Copy nothing but the text: reproduce each line of the listing exactly and leave the pictures out.
── Material supplied
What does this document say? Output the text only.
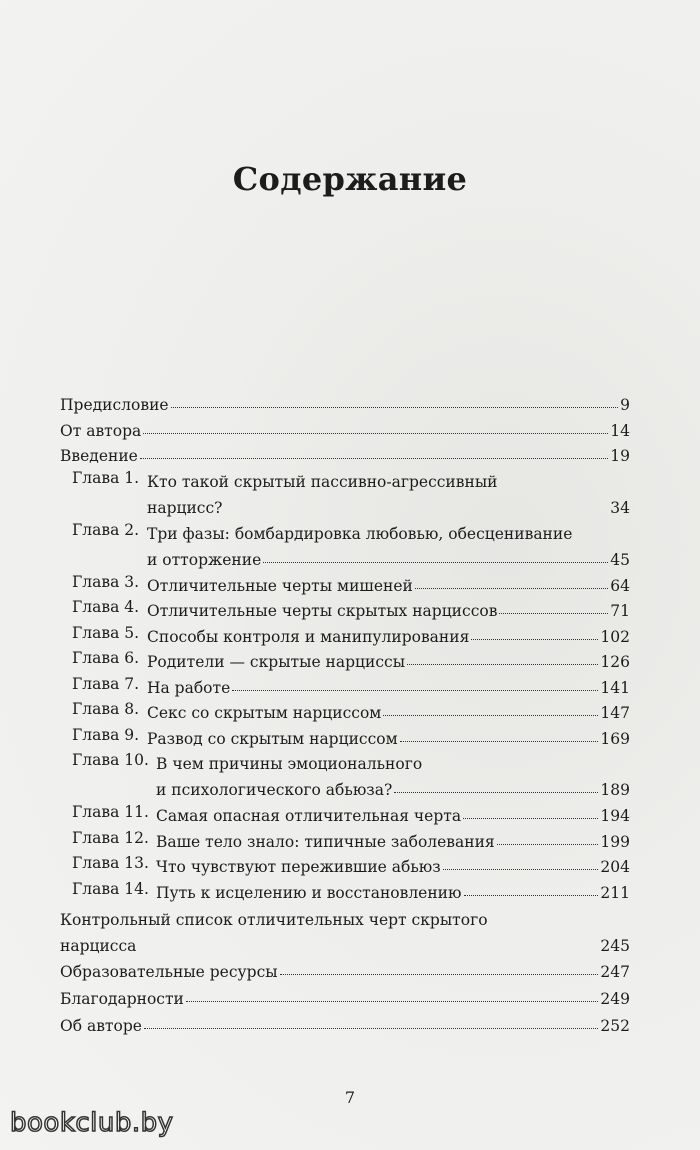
Содержание
Предисловие	9
От автора	14
Введение	19
Глава 1. Кто такой скрытый пассивно-агрессивный
нарцисс?	34
Глава 2. Три фазы: бомбардировка любовью, обесценивание
и отторжение	45
Глава 3. Отличительные черты мишеней	64
Глава 4. Отличительные черты скрытых нарциссов	71
Глава 5. Способы контроля и манипулирования	102
Глава 6. Родители — скрытые нарциссы	126
Глава 7. На работе	141
Глава 8. Секс со скрытым нарциссом	147
Глава 9. Развод со скрытым нарциссом	169
Глава 10. В чем причины эмоционального
и психологического абьюза?	189
Глава 11. Самая опасная отличительная черта	194
Глава 12. Ваше тело знало: типичные заболевания	199
Глава 13. Что чувствуют пережившие абьюз	204
Глава 14. Путь к исцелению и восстановлению	211
Контрольный список отличительных черт скрытого
нарцисса	245
Образовательные ресурсы	247
Благодарности	249
Об авторе	252
7
bookclub.by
────
### Exercise answer
What does this document say? Output the text only.
Содержание
Предисловие	9
От автора	14
Введение	19
Глава 1. Кто такой скрытый пассивно-агрессивный
нарцисс?	34
Глава 2. Три фазы: бомбардировка любовью, обесценивание
и отторжение	45
Глава 3. Отличительные черты мишеней	64
Глава 4. Отличительные черты скрытых нарциссов	71
Глава 5. Способы контроля и манипулирования	102
Глава 6. Родители — скрытые нарциссы	126
Глава 7. На работе	141
Глава 8. Секс со скрытым нарциссом	147
Глава 9. Развод со скрытым нарциссом	169
Глава 10. В чем причины эмоционального
и психологического абьюза?	189
Глава 11. Самая опасная отличительная черта	194
Глава 12. Ваше тело знало: типичные заболевания	199
Глава 13. Что чувствуют пережившие абьюз	204
Глава 14. Путь к исцелению и восстановлению	211
Контрольный список отличительных черт скрытого
нарцисса	245
Образовательные ресурсы	247
Благодарности	249
Об авторе	252
7
bookclub.by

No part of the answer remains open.